Data lines ::
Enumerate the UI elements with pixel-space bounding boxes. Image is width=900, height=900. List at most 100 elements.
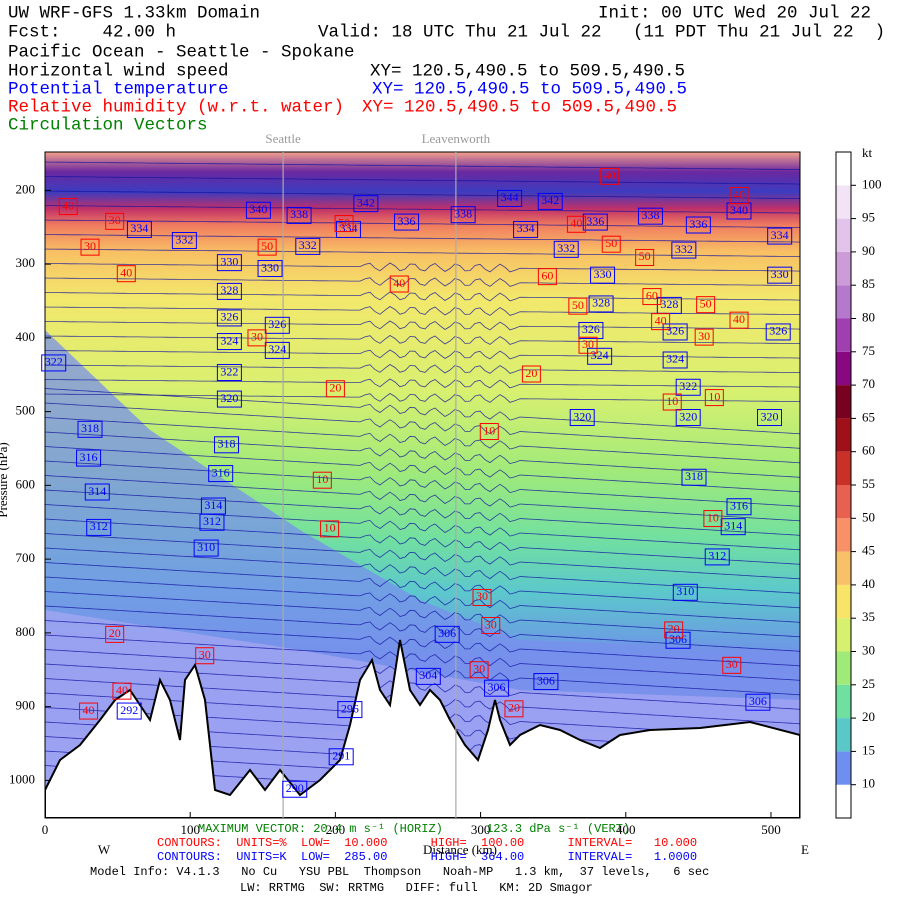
contour-label-box <box>257 238 277 256</box>
colorbar-bin <box>836 351 851 386</box>
contour-label: 306 <box>749 694 767 708</box>
footer: MAXIMUM VECTOR: 20.4 m s⁻¹ (HORIZ) 123.3… <box>90 822 809 895</box>
contour-label-box <box>578 321 604 339</box>
contour-label-box <box>665 631 691 649</box>
colorbar-tick-label: 85 <box>862 276 875 291</box>
isentrope-line <box>45 489 800 536</box>
x-tick-label: 200 <box>326 822 346 837</box>
contour-label-box <box>84 483 110 501</box>
contour-label-box <box>587 347 613 365</box>
contour-label-box <box>216 282 242 300</box>
colorbar-bin <box>836 784 851 818</box>
subtitle: Pacific Ocean - Seattle - Spokane <box>8 43 355 63</box>
isentrope-line <box>45 320 800 331</box>
contour-label-box <box>334 215 354 233</box>
contour-label: 334 <box>771 228 789 242</box>
y-tick-label: 900 <box>16 698 36 713</box>
field-xy: XY= 120.5,490.5 to 509.5,490.5 <box>370 62 685 82</box>
contour-label-box <box>199 513 225 531</box>
contour-label-box <box>86 518 112 536</box>
colorbar-tick-label: 60 <box>862 443 875 458</box>
contour-label: 338 <box>641 208 659 222</box>
contour-label-box <box>484 679 510 697</box>
contour-label-box <box>434 625 460 643</box>
isentrope-line <box>45 277 800 287</box>
colorbar-tick-label: 55 <box>862 476 875 491</box>
colorbar-tick-label: 30 <box>862 642 875 657</box>
contour-label: 316 <box>212 465 230 479</box>
contour-label: 334 <box>517 221 535 235</box>
x-axis-label: Distance (km) <box>423 842 497 857</box>
contour-label-box <box>245 201 271 219</box>
colorbar-tick-label: 95 <box>862 210 875 225</box>
colorbar-tick-label: 90 <box>862 243 875 258</box>
contour-label-box <box>320 520 340 538</box>
contour-label-box <box>729 311 749 329</box>
isentrope-line <box>45 547 800 594</box>
contour-label-box <box>208 465 234 483</box>
contour-label-box <box>696 296 716 314</box>
contour-label-box <box>328 748 354 766</box>
max-vector: MAXIMUM VECTOR: 20.4 m s⁻¹ (HORIZ) 123.3… <box>198 822 630 836</box>
colorbar-bin <box>836 451 851 485</box>
contour-label-box <box>588 295 614 313</box>
contour-label: 340 <box>249 202 267 216</box>
contour-label: 336 <box>689 217 707 231</box>
contour-label-box <box>704 389 724 407</box>
colorbar-tick-label: 25 <box>862 676 875 691</box>
contour-label: 328 <box>220 283 238 297</box>
colorbar-bin <box>836 584 851 619</box>
contour-label: 324 <box>268 342 286 356</box>
contour-label: 10 <box>483 423 495 437</box>
location-label: Leavenworth <box>422 131 491 146</box>
isentrope-line <box>45 190 800 199</box>
colorbar-tick-label: 75 <box>862 343 875 358</box>
contour-label: 40 <box>733 312 745 326</box>
contour-label-box <box>537 268 557 286</box>
contour-label: 320 <box>573 409 591 423</box>
contour-label: 316 <box>730 499 748 513</box>
isentrope-line <box>45 504 800 551</box>
contour-label-box <box>726 498 752 516</box>
contour-label-box <box>479 423 499 441</box>
init-time: Init: 00 UTC Wed 20 Jul 22 <box>598 4 871 24</box>
contour-label: 290 <box>286 781 304 795</box>
isentrope-line <box>45 431 800 478</box>
contour-label-box <box>537 192 563 210</box>
contour-label: 342 <box>541 193 559 207</box>
contour-label: 332 <box>299 238 317 252</box>
contour-label: 338 <box>454 206 472 220</box>
contour-label: 330 <box>261 260 279 274</box>
colorbar-label: kt <box>862 145 873 160</box>
contour-label: 50 <box>338 215 350 229</box>
contour-label: 320 <box>679 409 697 423</box>
contour-label: 324 <box>666 352 684 366</box>
contour-label-box <box>662 393 682 411</box>
contour-label-box <box>171 232 197 250</box>
contour-label-box <box>472 588 492 606</box>
isentrope-line <box>45 576 800 623</box>
theta-contour-info: CONTOURS: UNITS=K LOW= 285.00 HIGH= 364.… <box>157 850 697 864</box>
isentrope-line <box>45 349 800 360</box>
contour-label: 314 <box>204 498 222 512</box>
contour-label: 30 <box>251 330 263 344</box>
colorbar-bin <box>836 618 851 652</box>
isentrope-line <box>45 649 800 696</box>
contour-label: 40 <box>120 265 132 279</box>
contour-label-box <box>662 323 688 341</box>
terrain <box>45 639 800 818</box>
contour-label-box <box>662 351 688 369</box>
contour-label: 326 <box>666 324 684 338</box>
contour-label-box <box>497 189 523 207</box>
colorbar-bin <box>836 218 851 252</box>
contour-label: 30 <box>109 213 121 227</box>
contour-label-box <box>600 167 620 185</box>
contour-label-box <box>193 539 219 557</box>
contour-label: 322 <box>679 379 697 393</box>
contour-label: 40 <box>570 216 582 230</box>
contour-label-box <box>195 647 215 665</box>
colorbar-tick-label: 20 <box>862 709 875 724</box>
east-label: E <box>801 842 809 857</box>
contour-label: 306 <box>438 626 456 640</box>
isentrope-line <box>45 417 800 464</box>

Exercise requirements :: Please reproduce every entry above word for word, leaving the picture out of your answer.

In response ::
Enumerate the UI elements with pixel-space bounding boxes. Image is width=900, height=900. List at most 100 elements.
contour-label-box <box>257 238 277 256</box>
colorbar-bin <box>836 351 851 386</box>
contour-label: 306 <box>749 694 767 708</box>
footer: MAXIMUM VECTOR: 20.4 m s⁻¹ (HORIZ) 123.3… <box>90 822 809 895</box>
contour-label-box <box>578 321 604 339</box>
contour-label-box <box>665 631 691 649</box>
colorbar-tick-label: 85 <box>862 276 875 291</box>
isentrope-line <box>45 489 800 536</box>
x-tick-label: 200 <box>326 822 346 837</box>
contour-label-box <box>84 483 110 501</box>
contour-label-box <box>587 347 613 365</box>
contour-label-box <box>216 282 242 300</box>
colorbar-bin <box>836 784 851 818</box>
subtitle: Pacific Ocean - Seattle - Spokane <box>8 43 355 63</box>
isentrope-line <box>45 320 800 331</box>
contour-label-box <box>334 215 354 233</box>
contour-label: 334 <box>771 228 789 242</box>
y-tick-label: 900 <box>16 698 36 713</box>
field-xy: XY= 120.5,490.5 to 509.5,490.5 <box>370 62 685 82</box>
contour-label-box <box>199 513 225 531</box>
contour-label-box <box>86 518 112 536</box>
colorbar-tick-label: 60 <box>862 443 875 458</box>
contour-label: 338 <box>641 208 659 222</box>
contour-label-box <box>484 679 510 697</box>
contour-label-box <box>434 625 460 643</box>
isentrope-line <box>45 277 800 287</box>
colorbar-tick-label: 55 <box>862 476 875 491</box>
colorbar-tick-label: 30 <box>862 642 875 657</box>
contour-label: 316 <box>212 465 230 479</box>
contour-label: 334 <box>517 221 535 235</box>
x-axis-label: Distance (km) <box>423 842 497 857</box>
contour-label-box <box>245 201 271 219</box>
colorbar-tick-label: 95 <box>862 210 875 225</box>
colorbar-tick-label: 90 <box>862 243 875 258</box>
contour-label-box <box>320 520 340 538</box>
contour-label-box <box>729 311 749 329</box>
isentrope-line <box>45 547 800 594</box>
contour-label-box <box>208 465 234 483</box>
contour-label-box <box>696 296 716 314</box>
contour-label-box <box>328 748 354 766</box>
max-vector: MAXIMUM VECTOR: 20.4 m s⁻¹ (HORIZ) 123.3… <box>198 822 630 836</box>
colorbar-bin <box>836 451 851 485</box>
contour-label-box <box>588 295 614 313</box>
contour-label: 340 <box>249 202 267 216</box>
contour-label: 336 <box>689 217 707 231</box>
contour-label-box <box>704 389 724 407</box>
colorbar-tick-label: 25 <box>862 676 875 691</box>
contour-label: 328 <box>220 283 238 297</box>
colorbar-bin <box>836 584 851 619</box>
contour-label: 324 <box>268 342 286 356</box>
contour-label: 10 <box>483 423 495 437</box>
location-label: Leavenworth <box>422 131 491 146</box>
isentrope-line <box>45 190 800 199</box>
colorbar-tick-label: 75 <box>862 343 875 358</box>
contour-label: 40 <box>733 312 745 326</box>
contour-label-box <box>537 268 557 286</box>
contour-label: 320 <box>573 409 591 423</box>
contour-label: 316 <box>730 499 748 513</box>
isentrope-line <box>45 504 800 551</box>
contour-label-box <box>726 498 752 516</box>
contour-label-box <box>479 423 499 441</box>
init-time: Init: 00 UTC Wed 20 Jul 22 <box>598 4 871 24</box>
contour-label: 290 <box>286 781 304 795</box>
isentrope-line <box>45 431 800 478</box>
contour-label-box <box>537 192 563 210</box>
contour-label: 342 <box>541 193 559 207</box>
contour-label: 332 <box>299 238 317 252</box>
contour-label: 338 <box>454 206 472 220</box>
contour-label: 330 <box>261 260 279 274</box>
colorbar-label: kt <box>862 145 873 160</box>
contour-label: 50 <box>338 215 350 229</box>
contour-label: 320 <box>679 409 697 423</box>
contour-label: 324 <box>666 352 684 366</box>
contour-label-box <box>662 393 682 411</box>
contour-label-box <box>171 232 197 250</box>
contour-label-box <box>472 588 492 606</box>
isentrope-line <box>45 576 800 623</box>
theta-contour-info: CONTOURS: UNITS=K LOW= 285.00 HIGH= 364.… <box>157 850 697 864</box>
isentrope-line <box>45 349 800 360</box>
contour-label: 314 <box>204 498 222 512</box>
contour-label: 30 <box>251 330 263 344</box>
colorbar-bin <box>836 618 851 652</box>
isentrope-line <box>45 649 800 696</box>
contour-label: 40 <box>120 265 132 279</box>
contour-label-box <box>662 323 688 341</box>
terrain <box>45 639 800 818</box>
contour-label-box <box>662 351 688 369</box>
contour-label: 326 <box>666 324 684 338</box>
contour-label-box <box>497 189 523 207</box>
colorbar-bin <box>836 218 851 252</box>
contour-label: 30 <box>109 213 121 227</box>
contour-label-box <box>600 167 620 185</box>
contour-label-box <box>193 539 219 557</box>
contour-label: 322 <box>679 379 697 393</box>
contour-label: 40 <box>570 216 582 230</box>
contour-label-box <box>195 647 215 665</box>
colorbar-tick-label: 20 <box>862 709 875 724</box>
east-label: E <box>801 842 809 857</box>
contour-label: 306 <box>438 626 456 640</box>
isentrope-line <box>45 417 800 464</box>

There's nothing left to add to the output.